What to do – Copy nothing but the text: reproduce each line of the listing exactly and leave the pictures out.

Items from a dataset –
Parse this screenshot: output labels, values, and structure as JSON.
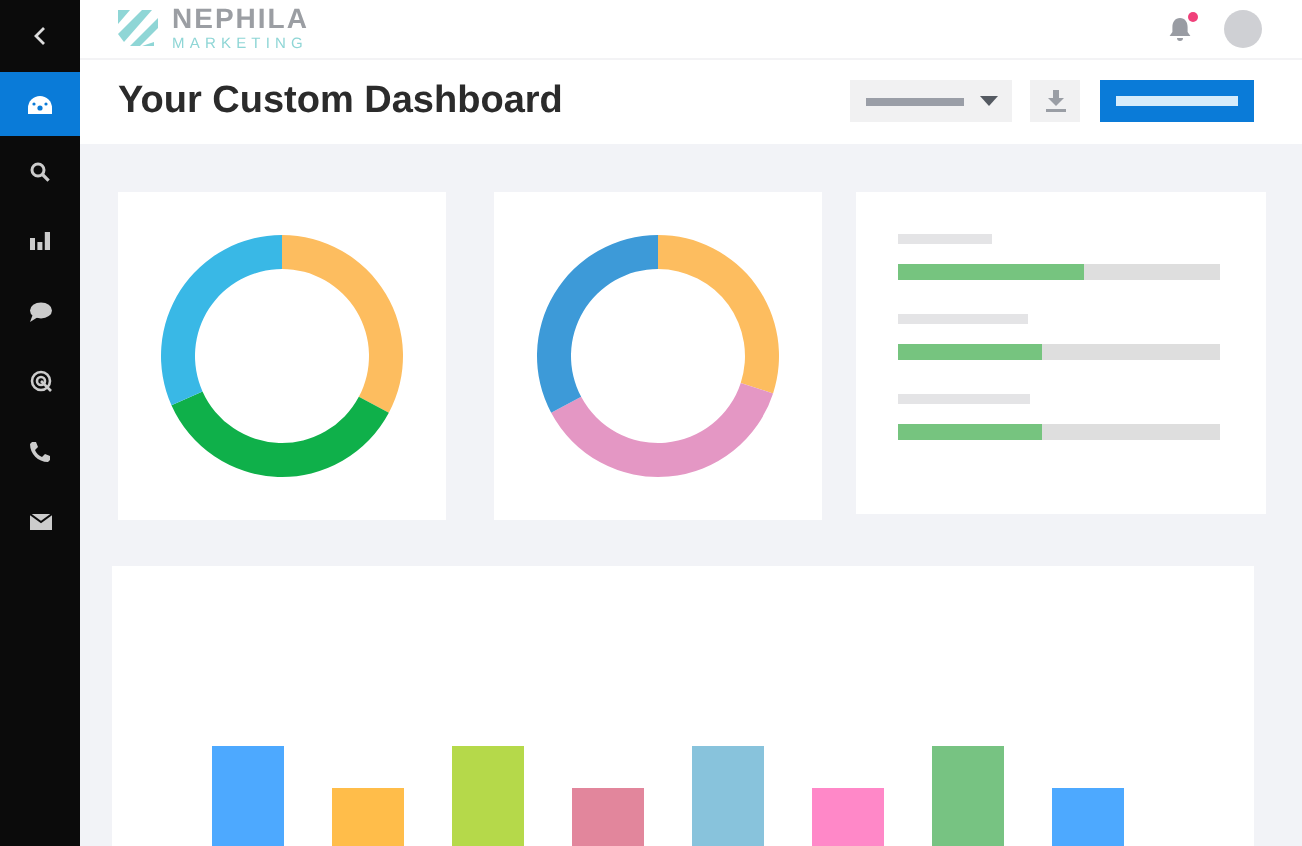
{
  "sidebar": {
    "items": [
      {
        "kind": "back",
        "selected": false
      },
      {
        "kind": "dashboard",
        "selected": true
      },
      {
        "kind": "search",
        "selected": false
      },
      {
        "kind": "chart",
        "selected": false
      },
      {
        "kind": "chat",
        "selected": false
      },
      {
        "kind": "target",
        "selected": false
      },
      {
        "kind": "phone",
        "selected": false
      },
      {
        "kind": "mail",
        "selected": false
      }
    ]
  },
  "header": {
    "logo": {
      "name": "NEPHILA",
      "tagline": "MARKETING"
    },
    "notifications": {
      "unread": true
    }
  },
  "title": "Your Custom Dashboard",
  "progress_card": {
    "rows": [
      {
        "level": 0.58
      },
      {
        "level": 0.45
      },
      {
        "level": 0.45
      }
    ]
  }
}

Answer to the problem –
Parse this screenshot: output labels, values, and structure as JSON.
{
  "sidebar": {
    "items": [
      {
        "kind": "back",
        "selected": false
      },
      {
        "kind": "dashboard",
        "selected": true
      },
      {
        "kind": "search",
        "selected": false
      },
      {
        "kind": "chart",
        "selected": false
      },
      {
        "kind": "chat",
        "selected": false
      },
      {
        "kind": "target",
        "selected": false
      },
      {
        "kind": "phone",
        "selected": false
      },
      {
        "kind": "mail",
        "selected": false
      }
    ]
  },
  "header": {
    "logo": {
      "name": "NEPHILA",
      "tagline": "MARKETING"
    },
    "notifications": {
      "unread": true
    }
  },
  "title": "Your Custom Dashboard",
  "progress_card": {
    "rows": [
      {
        "level": 0.58
      },
      {
        "level": 0.45
      },
      {
        "level": 0.45
      }
    ]
  }
}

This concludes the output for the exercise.